Transcribe each line exactly.

Dataset records:
--- BEGIN ---

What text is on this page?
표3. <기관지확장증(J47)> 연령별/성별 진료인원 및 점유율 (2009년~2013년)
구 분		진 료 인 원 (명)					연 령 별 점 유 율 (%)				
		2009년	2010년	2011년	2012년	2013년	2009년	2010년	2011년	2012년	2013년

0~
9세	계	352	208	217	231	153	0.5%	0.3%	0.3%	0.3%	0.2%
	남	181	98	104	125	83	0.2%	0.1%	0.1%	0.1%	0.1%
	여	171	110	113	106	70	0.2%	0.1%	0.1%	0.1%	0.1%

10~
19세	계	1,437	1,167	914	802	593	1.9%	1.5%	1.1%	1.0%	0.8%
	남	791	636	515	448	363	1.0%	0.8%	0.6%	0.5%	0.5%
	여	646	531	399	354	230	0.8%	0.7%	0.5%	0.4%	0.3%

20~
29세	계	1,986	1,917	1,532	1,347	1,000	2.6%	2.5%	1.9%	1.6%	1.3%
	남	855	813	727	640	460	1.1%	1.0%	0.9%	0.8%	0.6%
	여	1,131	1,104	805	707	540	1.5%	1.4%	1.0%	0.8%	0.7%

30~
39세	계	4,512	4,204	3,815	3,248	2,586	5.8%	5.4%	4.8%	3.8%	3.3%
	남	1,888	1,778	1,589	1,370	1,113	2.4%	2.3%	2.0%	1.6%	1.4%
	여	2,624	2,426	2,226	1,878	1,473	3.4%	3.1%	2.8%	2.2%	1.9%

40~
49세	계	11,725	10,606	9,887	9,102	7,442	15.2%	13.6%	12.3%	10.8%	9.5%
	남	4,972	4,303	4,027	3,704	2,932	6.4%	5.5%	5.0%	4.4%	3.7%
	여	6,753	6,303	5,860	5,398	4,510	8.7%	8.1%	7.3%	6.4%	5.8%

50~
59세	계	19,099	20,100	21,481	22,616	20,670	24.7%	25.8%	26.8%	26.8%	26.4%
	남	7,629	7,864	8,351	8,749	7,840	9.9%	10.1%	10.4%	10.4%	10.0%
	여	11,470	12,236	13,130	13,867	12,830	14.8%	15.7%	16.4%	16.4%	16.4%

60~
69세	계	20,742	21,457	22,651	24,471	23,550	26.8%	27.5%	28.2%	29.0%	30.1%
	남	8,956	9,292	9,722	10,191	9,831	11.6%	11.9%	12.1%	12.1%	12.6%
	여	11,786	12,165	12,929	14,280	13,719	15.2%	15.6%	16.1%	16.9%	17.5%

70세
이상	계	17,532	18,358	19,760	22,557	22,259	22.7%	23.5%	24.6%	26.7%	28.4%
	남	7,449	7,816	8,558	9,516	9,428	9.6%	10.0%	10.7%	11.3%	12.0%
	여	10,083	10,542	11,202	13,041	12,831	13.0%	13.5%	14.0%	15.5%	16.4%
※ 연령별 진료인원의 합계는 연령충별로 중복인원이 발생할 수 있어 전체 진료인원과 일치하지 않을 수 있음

--- END ---

**Completed task**
What text is on this page?
표3. <기관지확장증(J47)> 연령별/성별 진료인원 및 점유율 (2009년~2013년)
구 분		진 료 인 원 (명)					연 령 별 점 유 율 (%)				
		2009년	2010년	2011년	2012년	2013년	2009년	2010년	2011년	2012년	2013년

0~
9세	계	352	208	217	231	153	0.5%	0.3%	0.3%	0.3%	0.2%
	남	181	98	104	125	83	0.2%	0.1%	0.1%	0.1%	0.1%
	여	171	110	113	106	70	0.2%	0.1%	0.1%	0.1%	0.1%

10~
19세	계	1,437	1,167	914	802	593	1.9%	1.5%	1.1%	1.0%	0.8%
	남	791	636	515	448	363	1.0%	0.8%	0.6%	0.5%	0.5%
	여	646	531	399	354	230	0.8%	0.7%	0.5%	0.4%	0.3%

20~
29세	계	1,986	1,917	1,532	1,347	1,000	2.6%	2.5%	1.9%	1.6%	1.3%
	남	855	813	727	640	460	1.1%	1.0%	0.9%	0.8%	0.6%
	여	1,131	1,104	805	707	540	1.5%	1.4%	1.0%	0.8%	0.7%

30~
39세	계	4,512	4,204	3,815	3,248	2,586	5.8%	5.4%	4.8%	3.8%	3.3%
	남	1,888	1,778	1,589	1,370	1,113	2.4%	2.3%	2.0%	1.6%	1.4%
	여	2,624	2,426	2,226	1,878	1,473	3.4%	3.1%	2.8%	2.2%	1.9%

40~
49세	계	11,725	10,606	9,887	9,102	7,442	15.2%	13.6%	12.3%	10.8%	9.5%
	남	4,972	4,303	4,027	3,704	2,932	6.4%	5.5%	5.0%	4.4%	3.7%
	여	6,753	6,303	5,860	5,398	4,510	8.7%	8.1%	7.3%	6.4%	5.8%

50~
59세	계	19,099	20,100	21,481	22,616	20,670	24.7%	25.8%	26.8%	26.8%	26.4%
	남	7,629	7,864	8,351	8,749	7,840	9.9%	10.1%	10.4%	10.4%	10.0%
	여	11,470	12,236	13,130	13,867	12,830	14.8%	15.7%	16.4%	16.4%	16.4%

60~
69세	계	20,742	21,457	22,651	24,471	23,550	26.8%	27.5%	28.2%	29.0%	30.1%
	남	8,956	9,292	9,722	10,191	9,831	11.6%	11.9%	12.1%	12.1%	12.6%
	여	11,786	12,165	12,929	14,280	13,719	15.2%	15.6%	16.1%	16.9%	17.5%

70세
이상	계	17,532	18,358	19,760	22,557	22,259	22.7%	23.5%	24.6%	26.7%	28.4%
	남	7,449	7,816	8,558	9,516	9,428	9.6%	10.0%	10.7%	11.3%	12.0%
	여	10,083	10,542	11,202	13,041	12,831	13.0%	13.5%	14.0%	15.5%	16.4%
※ 연령별 진료인원의 합계는 연령충별로 중복인원이 발생할 수 있어 전체 진료인원과 일치하지 않을 수 있음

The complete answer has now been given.